[Collected data entries]
********************

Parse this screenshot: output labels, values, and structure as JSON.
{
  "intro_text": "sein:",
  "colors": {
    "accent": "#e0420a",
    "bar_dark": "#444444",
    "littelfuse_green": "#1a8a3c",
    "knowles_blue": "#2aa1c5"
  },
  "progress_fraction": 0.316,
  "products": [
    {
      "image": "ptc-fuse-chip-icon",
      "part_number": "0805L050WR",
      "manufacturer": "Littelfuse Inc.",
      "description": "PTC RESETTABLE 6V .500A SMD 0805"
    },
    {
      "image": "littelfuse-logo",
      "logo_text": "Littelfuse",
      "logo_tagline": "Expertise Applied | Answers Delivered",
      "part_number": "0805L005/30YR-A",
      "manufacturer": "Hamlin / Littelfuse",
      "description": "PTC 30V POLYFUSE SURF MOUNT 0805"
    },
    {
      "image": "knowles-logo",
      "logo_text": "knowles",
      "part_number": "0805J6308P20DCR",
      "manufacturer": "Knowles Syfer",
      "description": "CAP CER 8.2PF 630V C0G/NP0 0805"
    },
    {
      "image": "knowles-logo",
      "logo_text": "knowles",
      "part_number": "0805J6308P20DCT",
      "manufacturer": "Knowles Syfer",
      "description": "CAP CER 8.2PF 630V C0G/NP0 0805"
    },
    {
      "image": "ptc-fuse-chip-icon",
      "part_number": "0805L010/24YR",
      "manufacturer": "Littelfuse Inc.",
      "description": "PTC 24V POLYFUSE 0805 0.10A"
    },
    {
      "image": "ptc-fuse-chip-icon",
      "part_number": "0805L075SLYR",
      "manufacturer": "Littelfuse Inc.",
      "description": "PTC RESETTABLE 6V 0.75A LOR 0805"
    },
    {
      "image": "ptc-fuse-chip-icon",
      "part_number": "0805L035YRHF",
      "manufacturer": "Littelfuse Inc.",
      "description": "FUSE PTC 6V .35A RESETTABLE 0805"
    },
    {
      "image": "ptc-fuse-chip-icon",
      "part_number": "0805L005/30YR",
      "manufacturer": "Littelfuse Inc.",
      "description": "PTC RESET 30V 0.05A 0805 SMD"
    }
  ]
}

********************

TASK DESCRIPTION
From the records above, extract every entry exactly as given.

EXERCISE SOLUTION
Parse this screenshot: output labels, values, and structure as JSON.
{
  "intro_text": "sein:",
  "colors": {
    "accent": "#e0420a",
    "bar_dark": "#444444",
    "littelfuse_green": "#1a8a3c",
    "knowles_blue": "#2aa1c5"
  },
  "progress_fraction": 0.316,
  "products": [
    {
      "image": "ptc-fuse-chip-icon",
      "part_number": "0805L050WR",
      "manufacturer": "Littelfuse Inc.",
      "description": "PTC RESETTABLE 6V .500A SMD 0805"
    },
    {
      "image": "littelfuse-logo",
      "logo_text": "Littelfuse",
      "logo_tagline": "Expertise Applied | Answers Delivered",
      "part_number": "0805L005/30YR-A",
      "manufacturer": "Hamlin / Littelfuse",
      "description": "PTC 30V POLYFUSE SURF MOUNT 0805"
    },
    {
      "image": "knowles-logo",
      "logo_text": "knowles",
      "part_number": "0805J6308P20DCR",
      "manufacturer": "Knowles Syfer",
      "description": "CAP CER 8.2PF 630V C0G/NP0 0805"
    },
    {
      "image": "knowles-logo",
      "logo_text": "knowles",
      "part_number": "0805J6308P20DCT",
      "manufacturer": "Knowles Syfer",
      "description": "CAP CER 8.2PF 630V C0G/NP0 0805"
    },
    {
      "image": "ptc-fuse-chip-icon",
      "part_number": "0805L010/24YR",
      "manufacturer": "Littelfuse Inc.",
      "description": "PTC 24V POLYFUSE 0805 0.10A"
    },
    {
      "image": "ptc-fuse-chip-icon",
      "part_number": "0805L075SLYR",
      "manufacturer": "Littelfuse Inc.",
      "description": "PTC RESETTABLE 6V 0.75A LOR 0805"
    },
    {
      "image": "ptc-fuse-chip-icon",
      "part_number": "0805L035YRHF",
      "manufacturer": "Littelfuse Inc.",
      "description": "FUSE PTC 6V .35A RESETTABLE 0805"
    },
    {
      "image": "ptc-fuse-chip-icon",
      "part_number": "0805L005/30YR",
      "manufacturer": "Littelfuse Inc.",
      "description": "PTC RESET 30V 0.05A 0805 SMD"
    }
  ]
}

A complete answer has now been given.